▶ Problem statement:
Any picture among the records should be left out, please; retype the rest exactly.

▶ Supplied entries:
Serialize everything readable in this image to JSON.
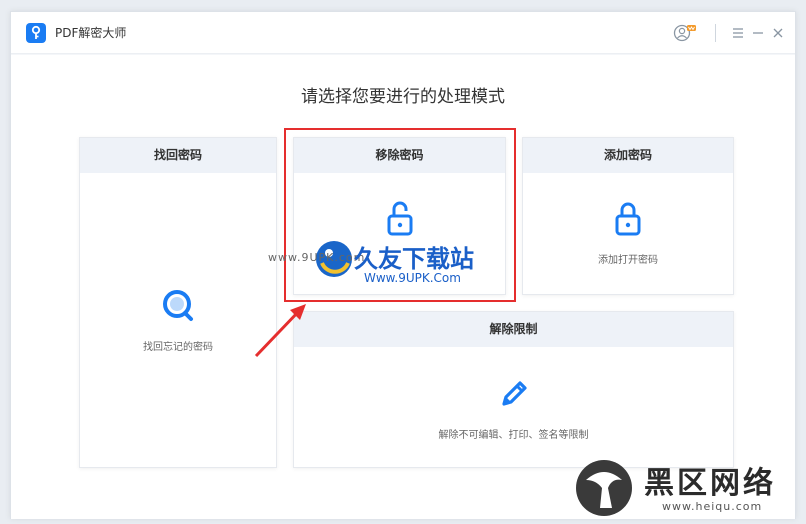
{
  "window": {
    "title": "PDF解密大师",
    "heading": "请选择您要进行的处理模式"
  },
  "cards": {
    "recover": {
      "title": "找回密码",
      "desc": "找回忘记的密码"
    },
    "remove": {
      "title": "移除密码",
      "desc": ""
    },
    "add": {
      "title": "添加密码",
      "desc": "添加打开密码"
    },
    "unlock": {
      "title": "解除限制",
      "desc": "解除不可编辑、打印、签名等限制"
    }
  },
  "watermark": {
    "small_text": "www.9UPK.com",
    "big_text": "久友下载站",
    "url_text": "Www.9UPK.Com"
  },
  "corner_watermark": {
    "title": "黑区网络",
    "url": "www.heiqu.com"
  },
  "colors": {
    "accent": "#1a7cf3",
    "highlight": "#e52e2e",
    "card_header_bg": "#eef2f8"
  }
}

▶ Final answer:
Serialize everything readable in this image to JSON.
{
  "window": {
    "title": "PDF解密大师",
    "heading": "请选择您要进行的处理模式"
  },
  "cards": {
    "recover": {
      "title": "找回密码",
      "desc": "找回忘记的密码"
    },
    "remove": {
      "title": "移除密码",
      "desc": ""
    },
    "add": {
      "title": "添加密码",
      "desc": "添加打开密码"
    },
    "unlock": {
      "title": "解除限制",
      "desc": "解除不可编辑、打印、签名等限制"
    }
  },
  "watermark": {
    "small_text": "www.9UPK.com",
    "big_text": "久友下载站",
    "url_text": "Www.9UPK.Com"
  },
  "corner_watermark": {
    "title": "黑区网络",
    "url": "www.heiqu.com"
  },
  "colors": {
    "accent": "#1a7cf3",
    "highlight": "#e52e2e",
    "card_header_bg": "#eef2f8"
  }
}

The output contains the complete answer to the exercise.